--- Start ---
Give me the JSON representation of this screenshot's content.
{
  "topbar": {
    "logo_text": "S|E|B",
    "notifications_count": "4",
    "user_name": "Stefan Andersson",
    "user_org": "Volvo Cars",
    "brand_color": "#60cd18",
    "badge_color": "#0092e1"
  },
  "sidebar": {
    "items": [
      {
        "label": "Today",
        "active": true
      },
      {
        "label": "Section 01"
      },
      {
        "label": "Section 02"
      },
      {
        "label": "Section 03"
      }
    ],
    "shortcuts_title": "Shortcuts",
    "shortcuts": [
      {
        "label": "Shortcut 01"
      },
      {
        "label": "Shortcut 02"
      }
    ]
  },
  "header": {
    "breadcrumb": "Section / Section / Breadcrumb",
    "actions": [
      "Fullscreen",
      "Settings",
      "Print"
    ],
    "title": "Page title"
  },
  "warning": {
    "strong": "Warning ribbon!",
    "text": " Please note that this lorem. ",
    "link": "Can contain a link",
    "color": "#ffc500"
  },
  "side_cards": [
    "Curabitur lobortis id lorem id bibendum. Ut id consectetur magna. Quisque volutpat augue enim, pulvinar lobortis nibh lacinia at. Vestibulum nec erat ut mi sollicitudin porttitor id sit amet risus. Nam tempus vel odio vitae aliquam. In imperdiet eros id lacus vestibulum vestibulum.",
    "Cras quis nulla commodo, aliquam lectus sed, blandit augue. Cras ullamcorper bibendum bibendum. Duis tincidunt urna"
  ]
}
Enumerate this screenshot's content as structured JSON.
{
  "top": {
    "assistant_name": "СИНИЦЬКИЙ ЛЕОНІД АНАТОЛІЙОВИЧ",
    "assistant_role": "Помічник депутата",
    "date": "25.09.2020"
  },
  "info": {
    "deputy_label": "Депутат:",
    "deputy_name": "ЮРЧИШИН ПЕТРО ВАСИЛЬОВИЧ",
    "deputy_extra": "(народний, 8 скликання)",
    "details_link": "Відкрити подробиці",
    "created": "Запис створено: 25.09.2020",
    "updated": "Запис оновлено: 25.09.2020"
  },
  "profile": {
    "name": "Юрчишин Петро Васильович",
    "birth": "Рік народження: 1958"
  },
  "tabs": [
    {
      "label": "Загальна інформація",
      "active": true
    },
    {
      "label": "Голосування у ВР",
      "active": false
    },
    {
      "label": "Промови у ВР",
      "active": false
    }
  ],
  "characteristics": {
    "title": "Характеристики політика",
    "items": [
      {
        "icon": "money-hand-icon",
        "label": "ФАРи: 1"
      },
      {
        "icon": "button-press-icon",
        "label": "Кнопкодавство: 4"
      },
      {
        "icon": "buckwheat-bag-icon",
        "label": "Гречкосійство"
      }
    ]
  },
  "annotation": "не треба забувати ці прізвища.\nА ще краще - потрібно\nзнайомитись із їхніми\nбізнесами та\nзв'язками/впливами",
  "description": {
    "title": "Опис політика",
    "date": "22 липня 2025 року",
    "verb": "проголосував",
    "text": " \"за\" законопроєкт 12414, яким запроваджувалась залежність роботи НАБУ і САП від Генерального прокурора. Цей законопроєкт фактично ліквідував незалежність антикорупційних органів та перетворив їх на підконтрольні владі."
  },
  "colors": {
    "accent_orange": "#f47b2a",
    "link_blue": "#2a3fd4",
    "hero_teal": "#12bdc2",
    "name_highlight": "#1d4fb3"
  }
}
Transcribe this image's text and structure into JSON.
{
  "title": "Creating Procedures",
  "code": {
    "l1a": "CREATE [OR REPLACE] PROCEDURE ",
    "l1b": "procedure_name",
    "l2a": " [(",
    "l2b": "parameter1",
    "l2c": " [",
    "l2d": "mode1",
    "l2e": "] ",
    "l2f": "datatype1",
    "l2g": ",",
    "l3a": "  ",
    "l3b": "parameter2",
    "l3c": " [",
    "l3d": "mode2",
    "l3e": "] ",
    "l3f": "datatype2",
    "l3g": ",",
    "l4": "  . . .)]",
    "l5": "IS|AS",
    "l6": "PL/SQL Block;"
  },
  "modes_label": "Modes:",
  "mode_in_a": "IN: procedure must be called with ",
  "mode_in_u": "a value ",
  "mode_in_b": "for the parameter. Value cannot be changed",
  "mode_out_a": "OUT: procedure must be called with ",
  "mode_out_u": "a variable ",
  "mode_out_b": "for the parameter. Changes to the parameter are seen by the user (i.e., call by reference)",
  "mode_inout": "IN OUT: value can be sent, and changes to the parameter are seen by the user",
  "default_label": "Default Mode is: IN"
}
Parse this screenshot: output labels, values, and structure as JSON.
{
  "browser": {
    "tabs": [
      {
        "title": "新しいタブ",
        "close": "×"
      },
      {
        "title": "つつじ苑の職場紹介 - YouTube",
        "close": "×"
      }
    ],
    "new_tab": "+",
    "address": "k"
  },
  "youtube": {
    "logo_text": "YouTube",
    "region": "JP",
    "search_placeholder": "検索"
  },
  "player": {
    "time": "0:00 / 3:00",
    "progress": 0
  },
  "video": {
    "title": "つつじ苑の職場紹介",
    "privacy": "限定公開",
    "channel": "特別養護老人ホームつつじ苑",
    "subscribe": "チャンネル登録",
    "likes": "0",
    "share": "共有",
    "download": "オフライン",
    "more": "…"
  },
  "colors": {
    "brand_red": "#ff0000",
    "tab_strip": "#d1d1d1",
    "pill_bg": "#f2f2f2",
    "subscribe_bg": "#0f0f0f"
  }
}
--- End ---
WHAT THE EXERCISE ASKS
Where a line above holds the string "Section", show that line.

PROBLEM SOLUTION
        "label": "Section 01"
        "label": "Section 02"
        "label": "Section 03"
    "breadcrumb": "Section / Section / Breadcrumb",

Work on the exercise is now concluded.